── Records shown ──

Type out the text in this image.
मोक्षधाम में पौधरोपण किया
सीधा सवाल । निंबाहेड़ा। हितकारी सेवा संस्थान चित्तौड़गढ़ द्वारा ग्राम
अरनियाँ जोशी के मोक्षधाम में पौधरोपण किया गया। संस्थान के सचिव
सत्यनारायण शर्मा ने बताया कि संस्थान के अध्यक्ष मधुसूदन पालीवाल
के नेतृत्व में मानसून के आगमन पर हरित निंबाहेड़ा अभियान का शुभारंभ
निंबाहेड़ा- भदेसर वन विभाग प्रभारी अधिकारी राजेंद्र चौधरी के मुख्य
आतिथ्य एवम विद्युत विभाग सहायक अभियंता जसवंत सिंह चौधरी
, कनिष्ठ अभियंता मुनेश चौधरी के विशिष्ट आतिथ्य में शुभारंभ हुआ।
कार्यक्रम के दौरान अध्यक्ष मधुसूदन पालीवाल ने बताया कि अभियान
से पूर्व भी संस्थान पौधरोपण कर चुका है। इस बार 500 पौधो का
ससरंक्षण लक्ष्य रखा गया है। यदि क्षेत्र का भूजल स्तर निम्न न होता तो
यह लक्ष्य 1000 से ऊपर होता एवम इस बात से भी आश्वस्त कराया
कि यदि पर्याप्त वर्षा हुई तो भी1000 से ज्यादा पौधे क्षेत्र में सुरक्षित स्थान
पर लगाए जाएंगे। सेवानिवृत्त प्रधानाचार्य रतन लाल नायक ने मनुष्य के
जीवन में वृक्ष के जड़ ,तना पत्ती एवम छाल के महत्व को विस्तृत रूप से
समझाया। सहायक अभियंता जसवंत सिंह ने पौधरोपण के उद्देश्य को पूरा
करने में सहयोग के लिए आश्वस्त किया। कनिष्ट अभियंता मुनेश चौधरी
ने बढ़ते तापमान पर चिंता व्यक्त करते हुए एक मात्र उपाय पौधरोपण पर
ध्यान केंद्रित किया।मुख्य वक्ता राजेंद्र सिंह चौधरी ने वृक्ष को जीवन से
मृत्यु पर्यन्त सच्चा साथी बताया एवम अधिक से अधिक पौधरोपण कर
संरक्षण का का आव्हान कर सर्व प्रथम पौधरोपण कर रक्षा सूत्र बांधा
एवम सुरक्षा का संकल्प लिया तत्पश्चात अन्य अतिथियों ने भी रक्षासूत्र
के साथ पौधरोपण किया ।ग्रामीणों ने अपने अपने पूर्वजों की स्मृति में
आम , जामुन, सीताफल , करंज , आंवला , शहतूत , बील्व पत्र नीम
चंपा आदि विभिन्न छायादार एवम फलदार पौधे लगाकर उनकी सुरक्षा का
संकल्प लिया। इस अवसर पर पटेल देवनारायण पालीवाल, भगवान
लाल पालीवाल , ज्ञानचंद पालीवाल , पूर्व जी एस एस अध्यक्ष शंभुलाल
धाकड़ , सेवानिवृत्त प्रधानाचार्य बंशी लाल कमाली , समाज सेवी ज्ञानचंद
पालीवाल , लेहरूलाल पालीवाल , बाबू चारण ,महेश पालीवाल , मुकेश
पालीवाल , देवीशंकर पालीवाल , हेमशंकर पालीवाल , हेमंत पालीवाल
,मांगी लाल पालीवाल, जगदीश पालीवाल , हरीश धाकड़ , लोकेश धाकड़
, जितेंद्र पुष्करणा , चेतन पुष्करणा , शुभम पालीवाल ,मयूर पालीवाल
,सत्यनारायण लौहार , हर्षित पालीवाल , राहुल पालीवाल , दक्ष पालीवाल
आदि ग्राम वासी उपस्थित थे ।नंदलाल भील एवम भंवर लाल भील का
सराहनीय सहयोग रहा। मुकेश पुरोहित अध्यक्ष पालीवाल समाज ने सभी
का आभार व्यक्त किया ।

───

Exercise objective :: Emit the full listing verbatim.

Output of the exercise ::
Type out the text in this image.
मोक्षधाम में पौधरोपण किया
सीधा सवाल । निंबाहेड़ा। हितकारी सेवा संस्थान चित्तौड़गढ़ द्वारा ग्राम
अरनियाँ जोशी के मोक्षधाम में पौधरोपण किया गया। संस्थान के सचिव
सत्यनारायण शर्मा ने बताया कि संस्थान के अध्यक्ष मधुसूदन पालीवाल
के नेतृत्व में मानसून के आगमन पर हरित निंबाहेड़ा अभियान का शुभारंभ
निंबाहेड़ा- भदेसर वन विभाग प्रभारी अधिकारी राजेंद्र चौधरी के मुख्य
आतिथ्य एवम विद्युत विभाग सहायक अभियंता जसवंत सिंह चौधरी
, कनिष्ठ अभियंता मुनेश चौधरी के विशिष्ट आतिथ्य में शुभारंभ हुआ।
कार्यक्रम के दौरान अध्यक्ष मधुसूदन पालीवाल ने बताया कि अभियान
से पूर्व भी संस्थान पौधरोपण कर चुका है। इस बार 500 पौधो का
ससरंक्षण लक्ष्य रखा गया है। यदि क्षेत्र का भूजल स्तर निम्न न होता तो
यह लक्ष्य 1000 से ऊपर होता एवम इस बात से भी आश्वस्त कराया
कि यदि पर्याप्त वर्षा हुई तो भी1000 से ज्यादा पौधे क्षेत्र में सुरक्षित स्थान
पर लगाए जाएंगे। सेवानिवृत्त प्रधानाचार्य रतन लाल नायक ने मनुष्य के
जीवन में वृक्ष के जड़ ,तना पत्ती एवम छाल के महत्व को विस्तृत रूप से
समझाया। सहायक अभियंता जसवंत सिंह ने पौधरोपण के उद्देश्य को पूरा
करने में सहयोग के लिए आश्वस्त किया। कनिष्ट अभियंता मुनेश चौधरी
ने बढ़ते तापमान पर चिंता व्यक्त करते हुए एक मात्र उपाय पौधरोपण पर
ध्यान केंद्रित किया।मुख्य वक्ता राजेंद्र सिंह चौधरी ने वृक्ष को जीवन से
मृत्यु पर्यन्त सच्चा साथी बताया एवम अधिक से अधिक पौधरोपण कर
संरक्षण का का आव्हान कर सर्व प्रथम पौधरोपण कर रक्षा सूत्र बांधा
एवम सुरक्षा का संकल्प लिया तत्पश्चात अन्य अतिथियों ने भी रक्षासूत्र
के साथ पौधरोपण किया ।ग्रामीणों ने अपने अपने पूर्वजों की स्मृति में
आम , जामुन, सीताफल , करंज , आंवला , शहतूत , बील्व पत्र नीम
चंपा आदि विभिन्न छायादार एवम फलदार पौधे लगाकर उनकी सुरक्षा का
संकल्प लिया। इस अवसर पर पटेल देवनारायण पालीवाल, भगवान
लाल पालीवाल , ज्ञानचंद पालीवाल , पूर्व जी एस एस अध्यक्ष शंभुलाल
धाकड़ , सेवानिवृत्त प्रधानाचार्य बंशी लाल कमाली , समाज सेवी ज्ञानचंद
पालीवाल , लेहरूलाल पालीवाल , बाबू चारण ,महेश पालीवाल , मुकेश
पालीवाल , देवीशंकर पालीवाल , हेमशंकर पालीवाल , हेमंत पालीवाल
,मांगी लाल पालीवाल, जगदीश पालीवाल , हरीश धाकड़ , लोकेश धाकड़
, जितेंद्र पुष्करणा , चेतन पुष्करणा , शुभम पालीवाल ,मयूर पालीवाल
,सत्यनारायण लौहार , हर्षित पालीवाल , राहुल पालीवाल , दक्ष पालीवाल
आदि ग्राम वासी उपस्थित थे ।नंदलाल भील एवम भंवर लाल भील का
सराहनीय सहयोग रहा। मुकेश पुरोहित अध्यक्ष पालीवाल समाज ने सभी
का आभार व्यक्त किया ।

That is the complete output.